▶ [Given task]
Please print the full listing exactly.

▶ [Given records]

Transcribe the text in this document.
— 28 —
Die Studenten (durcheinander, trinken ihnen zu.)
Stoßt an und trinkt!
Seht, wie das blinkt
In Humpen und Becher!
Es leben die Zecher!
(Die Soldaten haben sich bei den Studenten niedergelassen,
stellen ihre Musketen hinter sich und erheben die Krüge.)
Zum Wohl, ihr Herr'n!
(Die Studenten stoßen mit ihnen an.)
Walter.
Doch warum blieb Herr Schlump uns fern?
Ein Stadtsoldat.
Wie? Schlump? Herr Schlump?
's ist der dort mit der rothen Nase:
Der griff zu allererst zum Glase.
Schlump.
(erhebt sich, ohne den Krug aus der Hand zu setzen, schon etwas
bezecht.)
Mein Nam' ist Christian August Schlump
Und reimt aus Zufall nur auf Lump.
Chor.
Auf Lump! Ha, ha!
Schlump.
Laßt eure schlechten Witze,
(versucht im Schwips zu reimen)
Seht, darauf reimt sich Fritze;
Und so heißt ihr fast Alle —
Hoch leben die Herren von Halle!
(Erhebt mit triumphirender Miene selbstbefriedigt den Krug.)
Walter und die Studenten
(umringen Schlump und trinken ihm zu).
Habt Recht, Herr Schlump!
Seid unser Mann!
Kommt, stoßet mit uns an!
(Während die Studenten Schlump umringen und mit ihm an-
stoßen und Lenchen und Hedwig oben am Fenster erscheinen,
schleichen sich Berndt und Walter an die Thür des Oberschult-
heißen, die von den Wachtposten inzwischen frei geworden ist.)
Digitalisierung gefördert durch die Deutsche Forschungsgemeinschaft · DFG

▶ [Answer to this task]
Transcribe the text in this document.
— 28 —
Die Studenten (durcheinander, trinken ihnen zu.)
Stoßt an und trinkt!
Seht, wie das blinkt
In Humpen und Becher!
Es leben die Zecher!
(Die Soldaten haben sich bei den Studenten niedergelassen,
stellen ihre Musketen hinter sich und erheben die Krüge.)
Zum Wohl, ihr Herr'n!
(Die Studenten stoßen mit ihnen an.)
Walter.
Doch warum blieb Herr Schlump uns fern?
Ein Stadtsoldat.
Wie? Schlump? Herr Schlump?
's ist der dort mit der rothen Nase:
Der griff zu allererst zum Glase.
Schlump.
(erhebt sich, ohne den Krug aus der Hand zu setzen, schon etwas
bezecht.)
Mein Nam' ist Christian August Schlump
Und reimt aus Zufall nur auf Lump.
Chor.
Auf Lump! Ha, ha!
Schlump.
Laßt eure schlechten Witze,
(versucht im Schwips zu reimen)
Seht, darauf reimt sich Fritze;
Und so heißt ihr fast Alle —
Hoch leben die Herren von Halle!
(Erhebt mit triumphirender Miene selbstbefriedigt den Krug.)
Walter und die Studenten
(umringen Schlump und trinken ihm zu).
Habt Recht, Herr Schlump!
Seid unser Mann!
Kommt, stoßet mit uns an!
(Während die Studenten Schlump umringen und mit ihm an-
stoßen und Lenchen und Hedwig oben am Fenster erscheinen,
schleichen sich Berndt und Walter an die Thür des Oberschult-
heißen, die von den Wachtposten inzwischen frei geworden ist.)
Digitalisierung gefördert durch die Deutsche Forschungsgemeinschaft · DFG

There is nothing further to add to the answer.